■ YOUR INSTRUCTIONS: Gather each line containing the string "this" from these entries.

■ LISTING:
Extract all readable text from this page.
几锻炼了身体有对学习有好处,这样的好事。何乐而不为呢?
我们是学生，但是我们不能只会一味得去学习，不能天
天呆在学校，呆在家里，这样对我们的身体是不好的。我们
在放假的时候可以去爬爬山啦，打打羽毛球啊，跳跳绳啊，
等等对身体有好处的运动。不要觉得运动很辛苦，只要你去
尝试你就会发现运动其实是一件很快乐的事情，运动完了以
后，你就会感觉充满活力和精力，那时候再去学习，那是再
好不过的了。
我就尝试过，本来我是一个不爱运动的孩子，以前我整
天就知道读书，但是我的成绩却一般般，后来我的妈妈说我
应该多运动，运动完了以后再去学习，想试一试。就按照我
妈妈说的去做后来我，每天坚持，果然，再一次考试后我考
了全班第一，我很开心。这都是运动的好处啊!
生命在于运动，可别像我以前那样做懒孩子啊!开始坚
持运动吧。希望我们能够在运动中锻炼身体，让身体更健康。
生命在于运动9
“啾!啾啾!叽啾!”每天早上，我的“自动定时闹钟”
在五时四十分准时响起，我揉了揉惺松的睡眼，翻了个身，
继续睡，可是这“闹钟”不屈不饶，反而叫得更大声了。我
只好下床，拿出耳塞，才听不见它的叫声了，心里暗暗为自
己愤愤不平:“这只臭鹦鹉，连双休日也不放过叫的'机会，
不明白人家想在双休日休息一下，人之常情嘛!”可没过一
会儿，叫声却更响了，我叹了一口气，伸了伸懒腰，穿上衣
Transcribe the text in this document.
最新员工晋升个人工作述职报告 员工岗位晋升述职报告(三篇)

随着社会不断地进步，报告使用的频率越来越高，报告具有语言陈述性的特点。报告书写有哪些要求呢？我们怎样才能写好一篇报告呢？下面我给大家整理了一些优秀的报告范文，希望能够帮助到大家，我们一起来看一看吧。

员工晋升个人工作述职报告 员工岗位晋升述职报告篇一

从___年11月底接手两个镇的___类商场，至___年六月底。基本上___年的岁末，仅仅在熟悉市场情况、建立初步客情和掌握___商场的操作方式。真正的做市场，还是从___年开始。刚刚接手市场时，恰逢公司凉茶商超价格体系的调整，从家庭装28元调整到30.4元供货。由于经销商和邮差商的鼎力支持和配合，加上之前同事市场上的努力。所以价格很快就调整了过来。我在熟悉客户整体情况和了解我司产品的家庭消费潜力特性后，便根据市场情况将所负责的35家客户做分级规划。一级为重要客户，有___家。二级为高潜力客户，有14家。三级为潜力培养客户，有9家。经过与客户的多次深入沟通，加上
==
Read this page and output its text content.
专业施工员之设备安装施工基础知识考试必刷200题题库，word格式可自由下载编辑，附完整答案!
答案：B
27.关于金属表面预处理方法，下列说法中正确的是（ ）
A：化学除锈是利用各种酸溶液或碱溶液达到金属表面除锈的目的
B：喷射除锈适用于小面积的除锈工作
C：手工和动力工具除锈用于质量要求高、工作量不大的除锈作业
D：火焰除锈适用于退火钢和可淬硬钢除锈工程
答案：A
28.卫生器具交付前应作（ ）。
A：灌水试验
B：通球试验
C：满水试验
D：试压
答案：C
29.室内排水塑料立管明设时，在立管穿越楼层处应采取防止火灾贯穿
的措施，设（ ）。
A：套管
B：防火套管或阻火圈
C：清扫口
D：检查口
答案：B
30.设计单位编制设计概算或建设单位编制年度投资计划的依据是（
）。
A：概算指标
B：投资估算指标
==
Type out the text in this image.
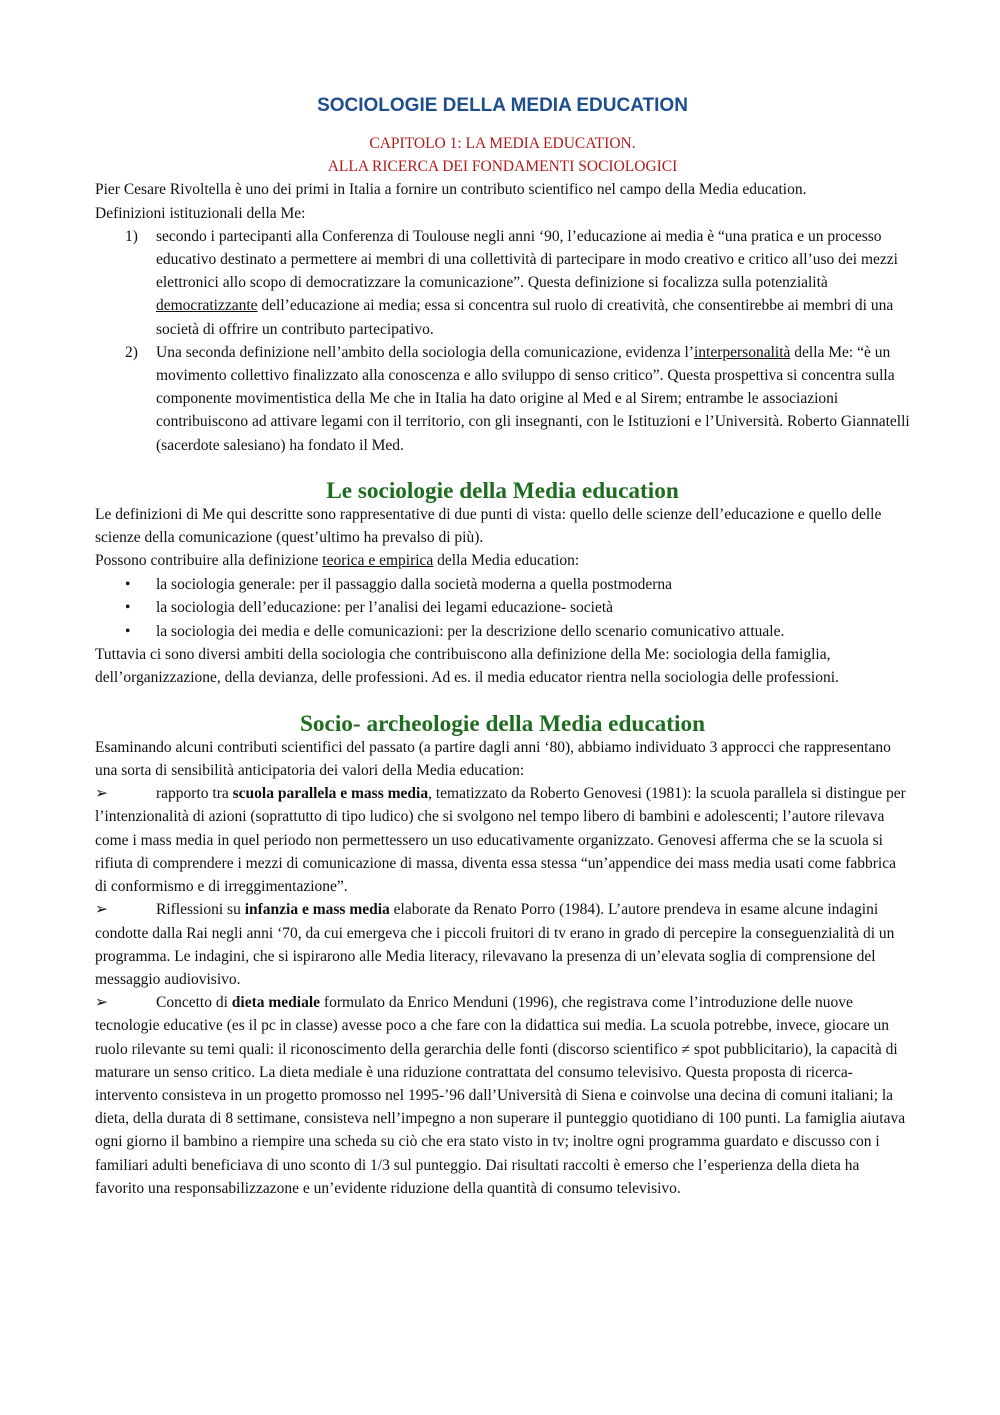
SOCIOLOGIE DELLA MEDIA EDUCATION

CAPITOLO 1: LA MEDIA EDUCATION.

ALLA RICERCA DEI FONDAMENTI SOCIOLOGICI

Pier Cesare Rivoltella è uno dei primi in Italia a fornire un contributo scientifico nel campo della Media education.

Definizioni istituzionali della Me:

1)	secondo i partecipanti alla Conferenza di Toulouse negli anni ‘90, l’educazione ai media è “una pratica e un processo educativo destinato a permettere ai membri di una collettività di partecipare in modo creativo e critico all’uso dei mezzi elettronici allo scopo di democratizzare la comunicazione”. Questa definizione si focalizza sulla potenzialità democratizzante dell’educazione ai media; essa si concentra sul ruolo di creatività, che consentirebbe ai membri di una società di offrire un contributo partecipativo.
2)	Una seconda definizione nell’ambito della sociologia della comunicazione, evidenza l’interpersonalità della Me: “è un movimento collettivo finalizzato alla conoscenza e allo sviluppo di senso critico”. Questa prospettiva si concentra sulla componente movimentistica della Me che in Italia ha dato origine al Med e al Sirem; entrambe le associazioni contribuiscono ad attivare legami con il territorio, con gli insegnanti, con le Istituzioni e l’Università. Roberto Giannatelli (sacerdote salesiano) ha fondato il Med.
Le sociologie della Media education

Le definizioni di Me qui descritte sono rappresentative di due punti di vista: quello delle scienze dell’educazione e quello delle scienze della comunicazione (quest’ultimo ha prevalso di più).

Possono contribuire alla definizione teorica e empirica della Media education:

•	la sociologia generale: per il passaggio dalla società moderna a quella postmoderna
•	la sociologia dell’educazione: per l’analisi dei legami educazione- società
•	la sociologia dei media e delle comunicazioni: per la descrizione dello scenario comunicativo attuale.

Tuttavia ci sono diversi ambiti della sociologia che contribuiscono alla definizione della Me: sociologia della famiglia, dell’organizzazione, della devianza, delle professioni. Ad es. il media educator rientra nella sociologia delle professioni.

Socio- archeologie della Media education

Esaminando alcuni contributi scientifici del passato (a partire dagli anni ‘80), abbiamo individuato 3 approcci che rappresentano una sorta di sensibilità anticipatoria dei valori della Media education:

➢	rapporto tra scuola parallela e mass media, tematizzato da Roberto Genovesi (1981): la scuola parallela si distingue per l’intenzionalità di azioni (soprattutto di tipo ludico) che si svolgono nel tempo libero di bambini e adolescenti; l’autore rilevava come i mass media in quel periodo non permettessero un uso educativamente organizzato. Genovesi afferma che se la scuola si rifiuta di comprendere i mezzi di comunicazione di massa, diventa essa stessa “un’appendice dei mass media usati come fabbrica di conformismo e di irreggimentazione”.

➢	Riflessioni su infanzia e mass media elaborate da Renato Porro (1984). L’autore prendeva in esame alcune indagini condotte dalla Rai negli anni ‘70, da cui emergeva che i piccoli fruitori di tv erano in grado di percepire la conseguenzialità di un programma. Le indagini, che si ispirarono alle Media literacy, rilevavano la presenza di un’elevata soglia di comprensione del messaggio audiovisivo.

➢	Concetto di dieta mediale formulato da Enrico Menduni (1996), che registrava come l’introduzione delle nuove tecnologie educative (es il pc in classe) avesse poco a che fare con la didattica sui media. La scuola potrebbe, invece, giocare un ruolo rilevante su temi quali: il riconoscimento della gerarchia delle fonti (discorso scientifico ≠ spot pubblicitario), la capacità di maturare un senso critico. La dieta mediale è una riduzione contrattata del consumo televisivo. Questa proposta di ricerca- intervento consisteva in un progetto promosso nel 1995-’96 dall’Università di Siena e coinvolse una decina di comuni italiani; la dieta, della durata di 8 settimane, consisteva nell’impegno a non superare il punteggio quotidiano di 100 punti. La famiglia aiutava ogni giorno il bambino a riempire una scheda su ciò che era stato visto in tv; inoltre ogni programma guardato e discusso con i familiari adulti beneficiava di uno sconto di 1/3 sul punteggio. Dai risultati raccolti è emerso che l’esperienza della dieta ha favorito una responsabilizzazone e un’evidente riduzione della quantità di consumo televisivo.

■ WRITTEN RESPONSE:
Extract all readable text from this page.
Transcribe the text in this document.
Read this page and output its text content.
Type out the text in this image.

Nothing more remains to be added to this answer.